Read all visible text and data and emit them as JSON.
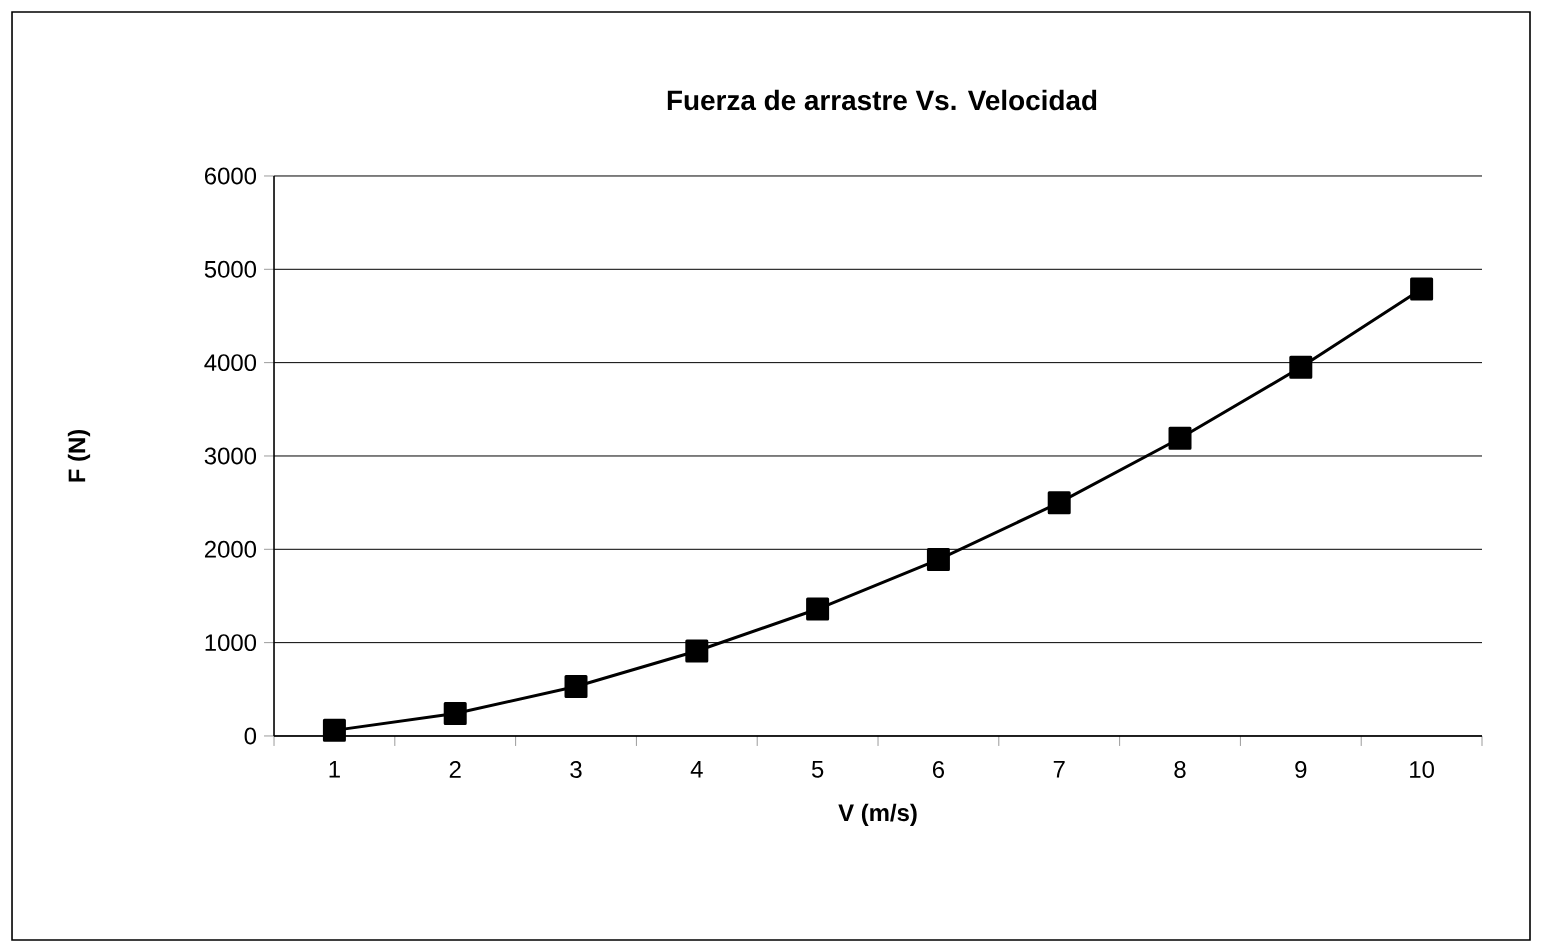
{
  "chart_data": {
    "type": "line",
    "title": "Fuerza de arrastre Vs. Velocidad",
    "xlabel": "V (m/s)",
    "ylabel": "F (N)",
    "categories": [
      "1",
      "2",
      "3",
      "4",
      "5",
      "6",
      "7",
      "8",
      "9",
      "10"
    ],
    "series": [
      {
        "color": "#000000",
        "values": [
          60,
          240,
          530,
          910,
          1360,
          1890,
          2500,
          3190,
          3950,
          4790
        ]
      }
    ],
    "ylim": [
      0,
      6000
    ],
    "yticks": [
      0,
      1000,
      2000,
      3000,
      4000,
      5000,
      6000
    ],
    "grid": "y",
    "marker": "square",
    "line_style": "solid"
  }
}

» **Required task**
What is needed is an exact reproduction of the data, pictures excluded.

» **Result of the task**
Read all visible text and data and emit them as JSON.
{
  "chart_data": {
    "type": "line",
    "title": "Fuerza de arrastre Vs. Velocidad",
    "xlabel": "V (m/s)",
    "ylabel": "F (N)",
    "categories": [
      "1",
      "2",
      "3",
      "4",
      "5",
      "6",
      "7",
      "8",
      "9",
      "10"
    ],
    "series": [
      {
        "color": "#000000",
        "values": [
          60,
          240,
          530,
          910,
          1360,
          1890,
          2500,
          3190,
          3950,
          4790
        ]
      }
    ],
    "ylim": [
      0,
      6000
    ],
    "yticks": [
      0,
      1000,
      2000,
      3000,
      4000,
      5000,
      6000
    ],
    "grid": "y",
    "marker": "square",
    "line_style": "solid"
  }
}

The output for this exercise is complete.